■ Problem to work on ■
Transcribe every line of the rows below verbatim, leaving out the picture lines.

■ Exercise input ■

## begin

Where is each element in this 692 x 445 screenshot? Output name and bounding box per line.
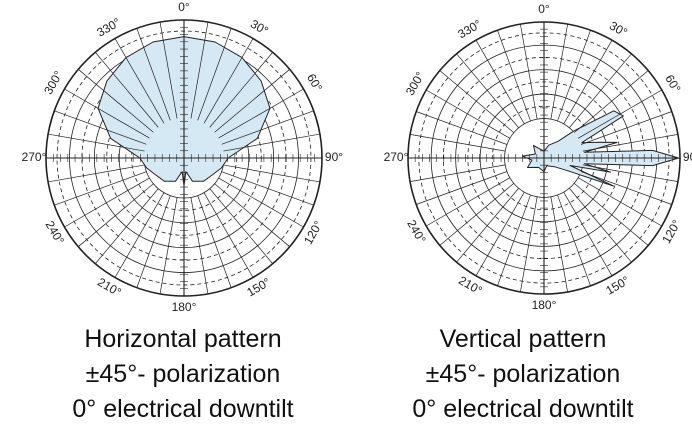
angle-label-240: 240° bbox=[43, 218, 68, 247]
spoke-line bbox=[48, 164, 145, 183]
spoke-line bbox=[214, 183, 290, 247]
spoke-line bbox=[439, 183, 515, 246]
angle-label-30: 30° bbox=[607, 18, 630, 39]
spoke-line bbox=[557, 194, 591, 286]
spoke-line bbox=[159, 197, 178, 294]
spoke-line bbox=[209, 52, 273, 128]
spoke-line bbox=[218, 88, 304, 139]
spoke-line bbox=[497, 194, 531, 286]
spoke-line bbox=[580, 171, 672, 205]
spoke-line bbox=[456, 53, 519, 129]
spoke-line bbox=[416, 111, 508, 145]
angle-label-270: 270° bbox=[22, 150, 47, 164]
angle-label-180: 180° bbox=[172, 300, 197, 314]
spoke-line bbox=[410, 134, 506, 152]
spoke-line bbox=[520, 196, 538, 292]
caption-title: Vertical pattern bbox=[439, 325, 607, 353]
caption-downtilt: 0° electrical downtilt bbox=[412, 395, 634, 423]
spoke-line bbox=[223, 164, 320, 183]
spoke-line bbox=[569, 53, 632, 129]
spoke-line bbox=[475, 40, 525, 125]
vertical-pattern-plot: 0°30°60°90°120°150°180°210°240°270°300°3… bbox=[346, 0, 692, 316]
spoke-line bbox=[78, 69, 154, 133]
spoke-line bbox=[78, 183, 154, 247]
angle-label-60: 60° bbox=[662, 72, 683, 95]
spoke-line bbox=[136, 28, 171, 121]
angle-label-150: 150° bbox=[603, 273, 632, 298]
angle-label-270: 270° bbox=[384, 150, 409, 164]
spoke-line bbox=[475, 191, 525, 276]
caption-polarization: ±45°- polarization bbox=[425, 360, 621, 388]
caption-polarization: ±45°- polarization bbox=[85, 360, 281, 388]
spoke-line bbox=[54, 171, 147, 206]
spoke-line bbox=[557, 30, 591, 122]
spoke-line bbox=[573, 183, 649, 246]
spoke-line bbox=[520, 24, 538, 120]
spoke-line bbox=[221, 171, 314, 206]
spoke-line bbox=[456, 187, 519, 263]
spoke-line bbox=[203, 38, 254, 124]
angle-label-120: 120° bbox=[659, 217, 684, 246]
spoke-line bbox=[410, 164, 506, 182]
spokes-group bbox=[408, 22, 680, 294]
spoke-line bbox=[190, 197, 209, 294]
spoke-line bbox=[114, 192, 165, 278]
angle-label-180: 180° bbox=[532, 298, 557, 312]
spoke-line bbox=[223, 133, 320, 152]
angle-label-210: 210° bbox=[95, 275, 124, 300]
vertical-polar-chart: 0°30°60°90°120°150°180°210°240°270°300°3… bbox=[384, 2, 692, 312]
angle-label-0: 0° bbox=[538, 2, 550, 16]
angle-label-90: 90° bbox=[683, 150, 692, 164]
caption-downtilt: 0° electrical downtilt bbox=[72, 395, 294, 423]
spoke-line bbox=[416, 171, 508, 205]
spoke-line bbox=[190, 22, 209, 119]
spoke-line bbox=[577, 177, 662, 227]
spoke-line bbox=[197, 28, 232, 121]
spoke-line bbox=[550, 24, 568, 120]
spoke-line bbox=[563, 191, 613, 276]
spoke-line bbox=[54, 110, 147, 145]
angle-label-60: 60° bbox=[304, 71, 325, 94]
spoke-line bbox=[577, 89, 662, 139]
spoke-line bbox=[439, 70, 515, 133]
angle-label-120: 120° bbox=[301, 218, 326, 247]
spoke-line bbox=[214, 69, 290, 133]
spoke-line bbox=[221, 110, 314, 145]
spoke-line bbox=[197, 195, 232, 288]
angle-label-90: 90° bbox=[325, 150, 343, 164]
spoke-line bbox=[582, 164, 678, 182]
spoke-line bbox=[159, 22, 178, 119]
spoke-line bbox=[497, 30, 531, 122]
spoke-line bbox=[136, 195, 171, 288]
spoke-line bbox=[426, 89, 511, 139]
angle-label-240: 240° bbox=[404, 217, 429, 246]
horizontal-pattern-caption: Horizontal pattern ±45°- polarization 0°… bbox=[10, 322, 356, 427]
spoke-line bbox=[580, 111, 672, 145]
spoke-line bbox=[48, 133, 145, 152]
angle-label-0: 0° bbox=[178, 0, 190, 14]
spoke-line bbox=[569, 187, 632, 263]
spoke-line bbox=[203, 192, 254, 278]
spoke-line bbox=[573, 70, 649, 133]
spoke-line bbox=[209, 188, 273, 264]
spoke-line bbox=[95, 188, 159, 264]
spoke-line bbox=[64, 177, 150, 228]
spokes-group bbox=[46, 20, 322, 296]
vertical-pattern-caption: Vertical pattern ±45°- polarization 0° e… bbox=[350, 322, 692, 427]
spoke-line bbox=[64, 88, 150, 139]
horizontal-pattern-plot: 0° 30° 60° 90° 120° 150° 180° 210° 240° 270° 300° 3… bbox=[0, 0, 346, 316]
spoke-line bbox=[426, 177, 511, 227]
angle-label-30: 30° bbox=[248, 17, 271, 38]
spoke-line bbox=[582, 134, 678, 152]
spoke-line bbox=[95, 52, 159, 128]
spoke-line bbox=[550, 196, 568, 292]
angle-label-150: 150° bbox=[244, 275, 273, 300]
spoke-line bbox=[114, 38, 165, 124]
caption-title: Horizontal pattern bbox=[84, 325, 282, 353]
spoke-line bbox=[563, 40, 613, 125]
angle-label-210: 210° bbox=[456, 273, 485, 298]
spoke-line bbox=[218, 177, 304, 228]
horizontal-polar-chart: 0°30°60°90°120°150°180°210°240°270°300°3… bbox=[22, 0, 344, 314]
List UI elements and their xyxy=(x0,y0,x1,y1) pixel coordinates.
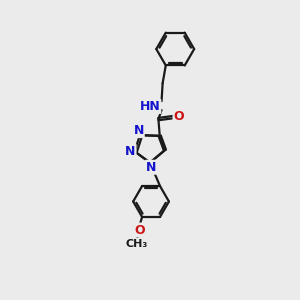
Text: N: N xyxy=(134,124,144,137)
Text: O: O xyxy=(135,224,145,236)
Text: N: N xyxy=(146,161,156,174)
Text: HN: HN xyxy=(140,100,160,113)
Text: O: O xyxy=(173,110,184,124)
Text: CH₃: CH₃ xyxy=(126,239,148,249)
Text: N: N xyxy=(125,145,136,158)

## end

■ Task answer ■
Where is each element in this 692 x 445 screenshot? Output name and bounding box per line.
angle-label-240: 240° bbox=[43, 218, 68, 247]
spoke-line bbox=[48, 164, 145, 183]
spoke-line bbox=[214, 183, 290, 247]
spoke-line bbox=[439, 183, 515, 246]
angle-label-30: 30° bbox=[607, 18, 630, 39]
spoke-line bbox=[557, 194, 591, 286]
spoke-line bbox=[159, 197, 178, 294]
spoke-line bbox=[209, 52, 273, 128]
spoke-line bbox=[218, 88, 304, 139]
spoke-line bbox=[497, 194, 531, 286]
spoke-line bbox=[580, 171, 672, 205]
spoke-line bbox=[456, 53, 519, 129]
spoke-line bbox=[416, 111, 508, 145]
angle-label-270: 270° bbox=[22, 150, 47, 164]
angle-label-180: 180° bbox=[172, 300, 197, 314]
spoke-line bbox=[410, 134, 506, 152]
spoke-line bbox=[520, 196, 538, 292]
caption-title: Vertical pattern bbox=[439, 325, 607, 353]
caption-downtilt: 0° electrical downtilt bbox=[412, 395, 634, 423]
spoke-line bbox=[223, 164, 320, 183]
spoke-line bbox=[569, 53, 632, 129]
spoke-line bbox=[475, 40, 525, 125]
vertical-pattern-plot: 0°30°60°90°120°150°180°210°240°270°300°3… bbox=[346, 0, 692, 316]
spoke-line bbox=[78, 69, 154, 133]
spoke-line bbox=[78, 183, 154, 247]
angle-label-60: 60° bbox=[662, 72, 683, 95]
spoke-line bbox=[136, 28, 171, 121]
angle-label-150: 150° bbox=[603, 273, 632, 298]
angle-label-270: 270° bbox=[384, 150, 409, 164]
spoke-line bbox=[475, 191, 525, 276]
caption-polarization: ±45°- polarization bbox=[425, 360, 621, 388]
caption-polarization: ±45°- polarization bbox=[85, 360, 281, 388]
spoke-line bbox=[54, 171, 147, 206]
spoke-line bbox=[557, 30, 591, 122]
spoke-line bbox=[573, 183, 649, 246]
spoke-line bbox=[520, 24, 538, 120]
spoke-line bbox=[221, 171, 314, 206]
spoke-line bbox=[456, 187, 519, 263]
spoke-line bbox=[203, 38, 254, 124]
angle-label-120: 120° bbox=[659, 217, 684, 246]
spoke-line bbox=[410, 164, 506, 182]
spokes-group bbox=[408, 22, 680, 294]
spoke-line bbox=[190, 197, 209, 294]
spoke-line bbox=[114, 192, 165, 278]
angle-label-180: 180° bbox=[532, 298, 557, 312]
spoke-line bbox=[223, 133, 320, 152]
angle-label-210: 210° bbox=[95, 275, 124, 300]
vertical-polar-chart: 0°30°60°90°120°150°180°210°240°270°300°3… bbox=[384, 2, 692, 312]
angle-label-0: 0° bbox=[538, 2, 550, 16]
angle-label-90: 90° bbox=[683, 150, 692, 164]
caption-downtilt: 0° electrical downtilt bbox=[72, 395, 294, 423]
spoke-line bbox=[416, 171, 508, 205]
spoke-line bbox=[190, 22, 209, 119]
spoke-line bbox=[577, 177, 662, 227]
spoke-line bbox=[197, 28, 232, 121]
spoke-line bbox=[550, 24, 568, 120]
spoke-line bbox=[563, 191, 613, 276]
spoke-line bbox=[54, 110, 147, 145]
angle-label-60: 60° bbox=[304, 71, 325, 94]
spoke-line bbox=[577, 89, 662, 139]
spoke-line bbox=[439, 70, 515, 133]
angle-label-120: 120° bbox=[301, 218, 326, 247]
spoke-line bbox=[214, 69, 290, 133]
spoke-line bbox=[221, 110, 314, 145]
spoke-line bbox=[197, 195, 232, 288]
angle-label-90: 90° bbox=[325, 150, 343, 164]
spoke-line bbox=[582, 164, 678, 182]
spoke-line bbox=[159, 22, 178, 119]
spoke-line bbox=[497, 30, 531, 122]
spoke-line bbox=[136, 195, 171, 288]
spoke-line bbox=[426, 89, 511, 139]
angle-label-240: 240° bbox=[404, 217, 429, 246]
horizontal-pattern-caption: Horizontal pattern ±45°- polarization 0°… bbox=[10, 322, 356, 427]
spoke-line bbox=[580, 111, 672, 145]
spoke-line bbox=[48, 133, 145, 152]
angle-label-0: 0° bbox=[178, 0, 190, 14]
spoke-line bbox=[569, 187, 632, 263]
spoke-line bbox=[203, 192, 254, 278]
spoke-line bbox=[573, 70, 649, 133]
spoke-line bbox=[209, 188, 273, 264]
spoke-line bbox=[95, 188, 159, 264]
spoke-line bbox=[64, 177, 150, 228]
spokes-group bbox=[46, 20, 322, 296]
vertical-pattern-caption: Vertical pattern ±45°- polarization 0° e… bbox=[350, 322, 692, 427]
spoke-line bbox=[64, 88, 150, 139]
horizontal-pattern-plot: 0° 30° 60° 90° 120° 150° 180° 210° 240° 270° 300° 3… bbox=[0, 0, 346, 316]
spoke-line bbox=[426, 177, 511, 227]
angle-label-30: 30° bbox=[248, 17, 271, 38]
spoke-line bbox=[582, 134, 678, 152]
spoke-line bbox=[95, 52, 159, 128]
spoke-line bbox=[550, 196, 568, 292]
angle-label-150: 150° bbox=[244, 275, 273, 300]
spoke-line bbox=[114, 38, 165, 124]
caption-title: Horizontal pattern bbox=[84, 325, 282, 353]
spoke-line bbox=[563, 40, 613, 125]
angle-label-210: 210° bbox=[456, 273, 485, 298]
spoke-line bbox=[218, 177, 304, 228]
horizontal-polar-chart: 0°30°60°90°120°150°180°210°240°270°300°3… bbox=[22, 0, 344, 314]
List UI elements and their xyxy=(x0,y0,x1,y1) pixel coordinates.
Text: N: N xyxy=(134,124,144,137)
Text: O: O xyxy=(135,224,145,236)
Text: N: N xyxy=(146,161,156,174)
Text: HN: HN xyxy=(140,100,160,113)
Text: O: O xyxy=(173,110,184,124)
Text: CH₃: CH₃ xyxy=(126,239,148,249)
Text: N: N xyxy=(125,145,136,158)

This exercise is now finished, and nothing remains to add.